- **WHAT YOU ARE ASKED TO DO**
Show each line that has the string "queen" in it.

++++ DATA TO USE ++++

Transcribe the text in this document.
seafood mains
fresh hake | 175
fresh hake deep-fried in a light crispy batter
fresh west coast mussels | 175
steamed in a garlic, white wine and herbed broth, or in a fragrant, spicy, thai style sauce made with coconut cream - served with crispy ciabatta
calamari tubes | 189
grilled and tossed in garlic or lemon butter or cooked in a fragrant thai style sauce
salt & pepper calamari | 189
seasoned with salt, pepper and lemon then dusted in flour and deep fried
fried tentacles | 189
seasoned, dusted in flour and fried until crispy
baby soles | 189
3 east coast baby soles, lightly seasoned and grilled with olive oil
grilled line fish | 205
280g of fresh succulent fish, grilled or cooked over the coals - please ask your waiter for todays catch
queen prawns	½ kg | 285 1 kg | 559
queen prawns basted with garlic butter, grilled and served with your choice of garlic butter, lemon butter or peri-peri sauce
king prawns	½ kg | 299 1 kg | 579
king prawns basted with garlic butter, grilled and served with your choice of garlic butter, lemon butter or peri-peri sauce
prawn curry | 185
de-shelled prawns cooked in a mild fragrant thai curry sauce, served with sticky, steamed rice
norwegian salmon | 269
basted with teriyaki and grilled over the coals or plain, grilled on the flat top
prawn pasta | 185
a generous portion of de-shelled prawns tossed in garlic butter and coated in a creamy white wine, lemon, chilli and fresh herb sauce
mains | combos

++++
++++ DATA TO USE ++++

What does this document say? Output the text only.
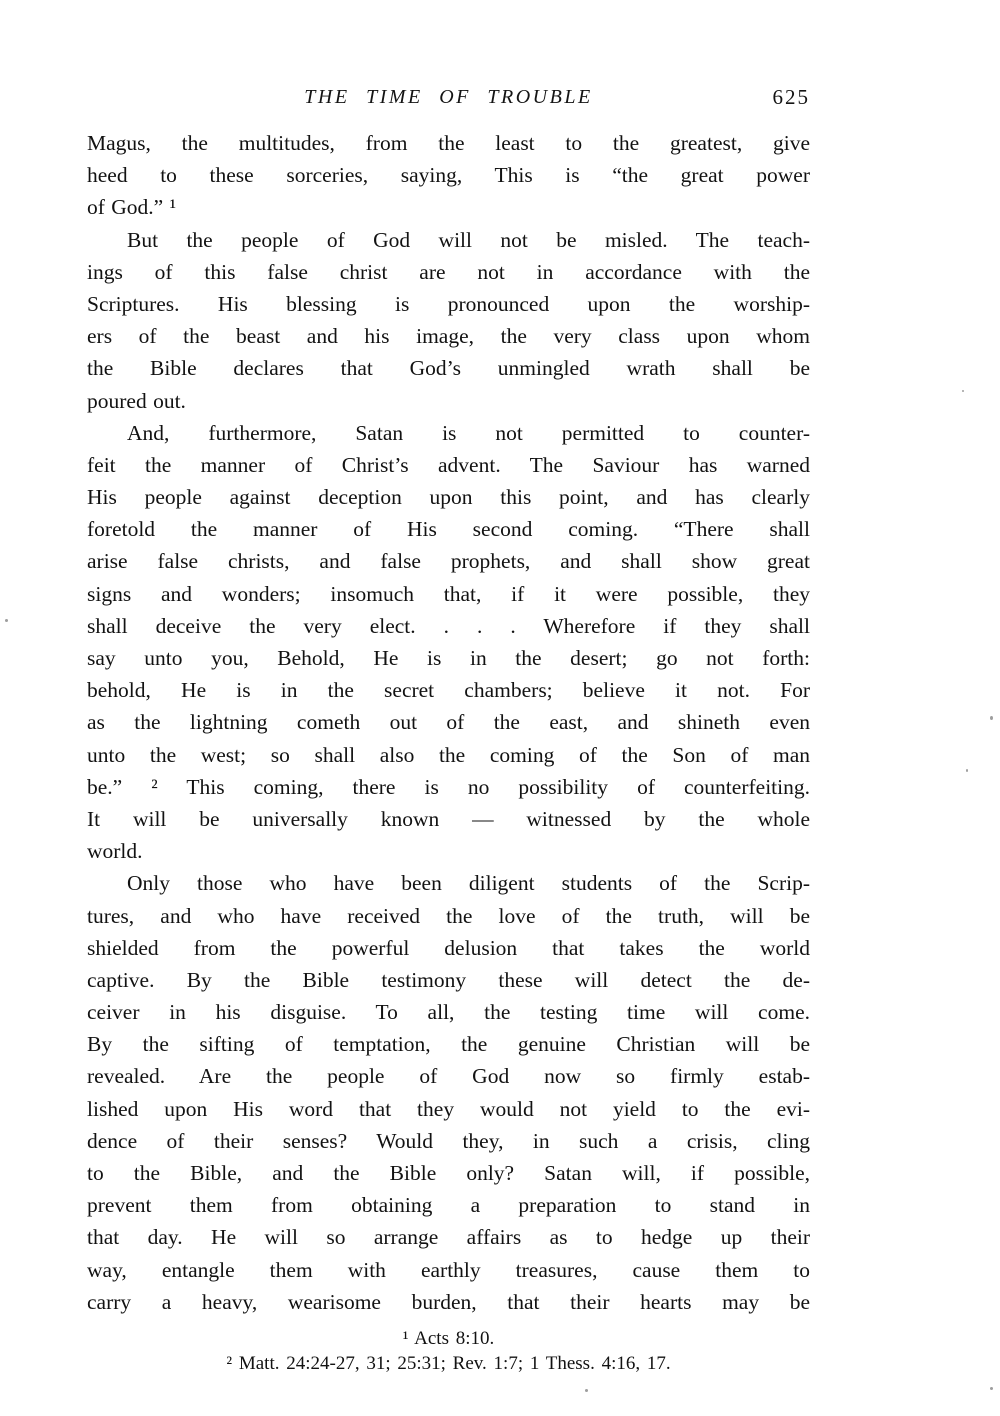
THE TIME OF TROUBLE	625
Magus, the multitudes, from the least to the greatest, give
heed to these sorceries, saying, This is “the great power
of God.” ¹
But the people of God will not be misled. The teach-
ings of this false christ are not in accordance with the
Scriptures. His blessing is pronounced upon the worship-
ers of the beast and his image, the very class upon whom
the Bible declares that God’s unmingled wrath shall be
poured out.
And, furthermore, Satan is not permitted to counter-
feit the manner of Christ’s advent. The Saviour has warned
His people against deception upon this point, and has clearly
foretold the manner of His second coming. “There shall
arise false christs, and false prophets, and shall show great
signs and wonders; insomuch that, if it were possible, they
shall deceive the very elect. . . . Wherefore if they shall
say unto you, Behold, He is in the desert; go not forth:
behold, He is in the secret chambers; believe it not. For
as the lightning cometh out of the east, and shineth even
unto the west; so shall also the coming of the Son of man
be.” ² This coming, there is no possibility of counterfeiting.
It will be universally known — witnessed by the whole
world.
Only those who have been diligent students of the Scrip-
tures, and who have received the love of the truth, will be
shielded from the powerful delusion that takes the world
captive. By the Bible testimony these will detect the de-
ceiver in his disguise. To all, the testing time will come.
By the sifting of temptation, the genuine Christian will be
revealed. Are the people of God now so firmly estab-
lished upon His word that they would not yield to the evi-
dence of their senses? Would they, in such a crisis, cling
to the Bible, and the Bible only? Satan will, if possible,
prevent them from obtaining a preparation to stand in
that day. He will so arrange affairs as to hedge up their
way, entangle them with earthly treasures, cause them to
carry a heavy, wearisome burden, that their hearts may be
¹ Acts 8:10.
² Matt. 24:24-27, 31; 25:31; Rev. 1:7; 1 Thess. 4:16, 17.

++++

- **EXERCISE ANSWER**
queen prawns	½ kg | 285 1 kg | 559
queen prawns basted with garlic butter, grilled and served with your choice of garlic butter, lemon butter or peri-peri sauce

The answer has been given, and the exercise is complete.